*Your goal*.
Count the lines in the records below that contain the word "przemysłowych", and reply with only that number.

══ Entries supplied ══

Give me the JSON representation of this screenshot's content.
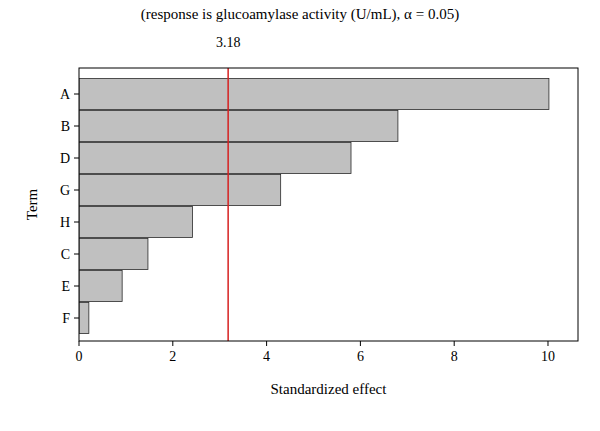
{
  "chart_data": {
    "type": "bar",
    "orientation": "horizontal",
    "title": "(response is glucoamylase activity (U/mL), α = 0.05)",
    "x_label": "Standardized effect",
    "y_label": "Term",
    "categories": [
      "A",
      "B",
      "D",
      "G",
      "H",
      "C",
      "E",
      "F"
    ],
    "values": [
      10.02,
      6.8,
      5.8,
      4.3,
      2.42,
      1.47,
      0.92,
      0.21
    ],
    "color": "#c0c0c0",
    "reference_line": 3.18,
    "reference_color": "#d62020",
    "xlim": [
      0,
      10.64
    ],
    "xticks": [
      0,
      2,
      4,
      6,
      8,
      10
    ],
    "grid": false
  }
}
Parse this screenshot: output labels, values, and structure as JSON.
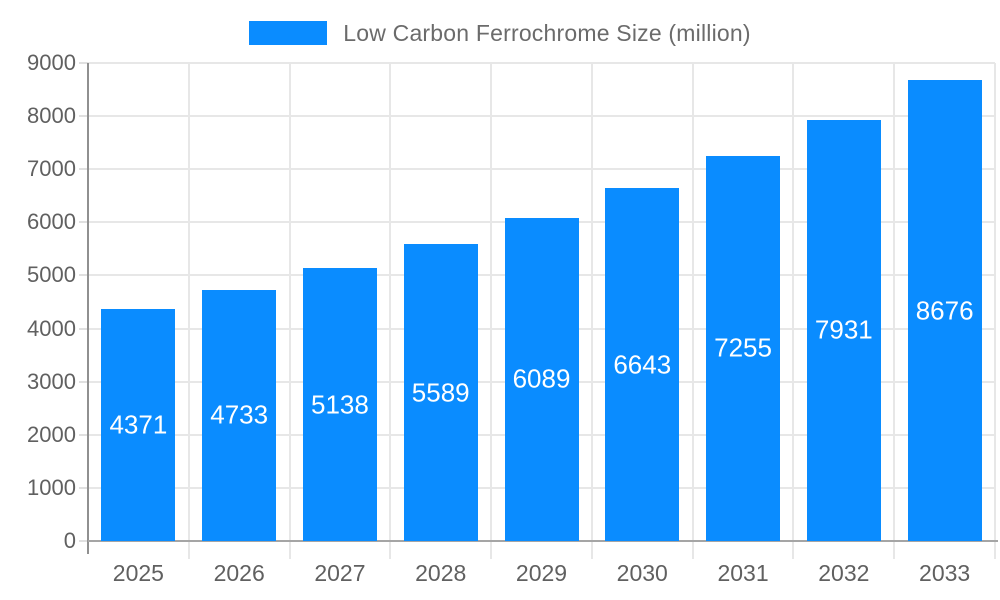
{
  "chart_data": {
    "type": "bar",
    "title": "Low Carbon Ferrochrome Size (million)",
    "legend_entries": [
      "Low Carbon Ferrochrome Size (million)"
    ],
    "legend_position": "top-center",
    "categories": [
      "2025",
      "2026",
      "2027",
      "2028",
      "2029",
      "2030",
      "2031",
      "2032",
      "2033"
    ],
    "series": [
      {
        "name": "Low Carbon Ferrochrome Size (million)",
        "values": [
          4371,
          4733,
          5138,
          5589,
          6089,
          6643,
          7255,
          7931,
          8676
        ]
      }
    ],
    "value_labels": [
      "4371",
      "4733",
      "5138",
      "5589",
      "6089",
      "6643",
      "7255",
      "7931",
      "8676"
    ],
    "xlabel": "",
    "ylabel": "",
    "ylim": [
      0,
      9000
    ],
    "yticks": [
      0,
      1000,
      2000,
      3000,
      4000,
      5000,
      6000,
      7000,
      8000,
      9000
    ],
    "ytick_labels": [
      "0",
      "1000",
      "2000",
      "3000",
      "4000",
      "5000",
      "6000",
      "7000",
      "8000",
      "9000"
    ],
    "grid": true
  },
  "colors": {
    "bar": "#0a8cff",
    "value_label": "#ffffff",
    "grid": "#e7e7e7",
    "axis": "#9a9a9a",
    "tick_label": "#606060",
    "legend_text": "#6b6b6b",
    "background": "#ffffff"
  }
}
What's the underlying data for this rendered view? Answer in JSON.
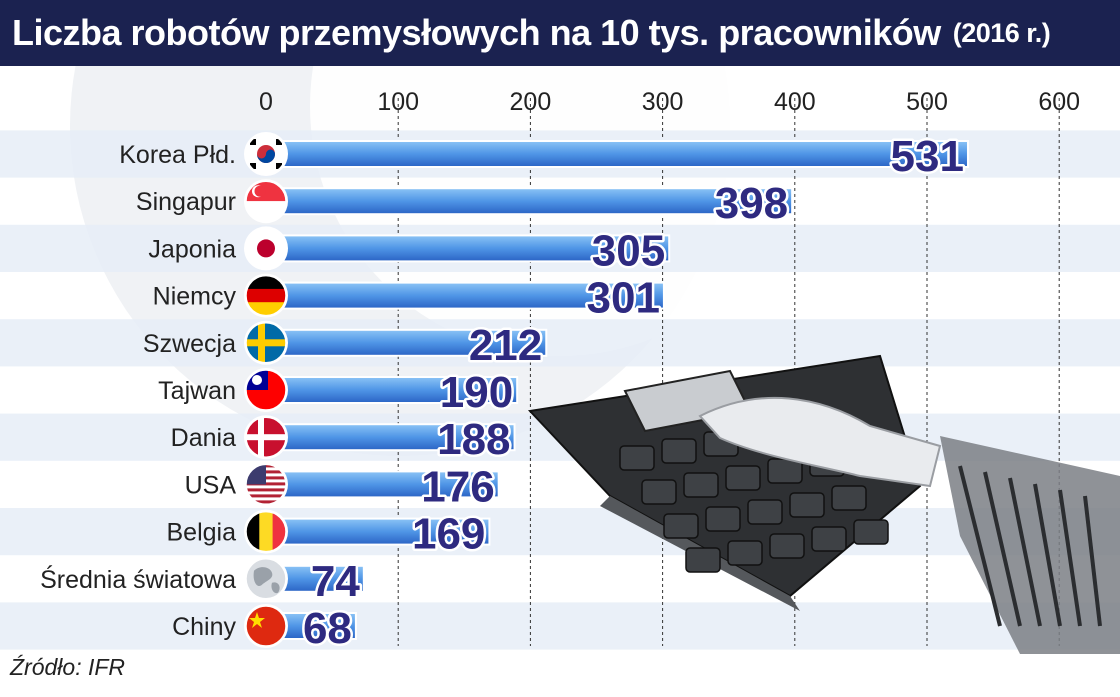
{
  "title": "Liczba robotów przemysłowych na 10 tys. pracowników",
  "subtitle": "(2016 r.)",
  "source": "Źródło: IFR",
  "colors": {
    "header": "#1b2250",
    "band": "#e6edf7",
    "bar_dark": "#2f6fd0",
    "bar_light": "#7fb6f2",
    "value_text": "#2e2a80"
  },
  "chart_data": {
    "type": "bar",
    "orientation": "horizontal",
    "title": "Liczba robotów przemysłowych na 10 tys. pracowników",
    "subtitle": "(2016 r.)",
    "xlim": [
      0,
      600
    ],
    "x_ticks": [
      0,
      100,
      200,
      300,
      400,
      500,
      600
    ],
    "grid": true,
    "categories": [
      "Korea Płd.",
      "Singapur",
      "Japonia",
      "Niemcy",
      "Szwecja",
      "Tajwan",
      "Dania",
      "USA",
      "Belgia",
      "Średnia światowa",
      "Chiny"
    ],
    "values": [
      531,
      398,
      305,
      301,
      212,
      190,
      188,
      176,
      169,
      74,
      68
    ],
    "flag_icons": [
      "south-korea-flag-icon",
      "singapore-flag-icon",
      "japan-flag-icon",
      "germany-flag-icon",
      "sweden-flag-icon",
      "taiwan-flag-icon",
      "denmark-flag-icon",
      "usa-flag-icon",
      "belgium-flag-icon",
      "globe-icon",
      "china-flag-icon"
    ]
  }
}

═══

*Solution*.
2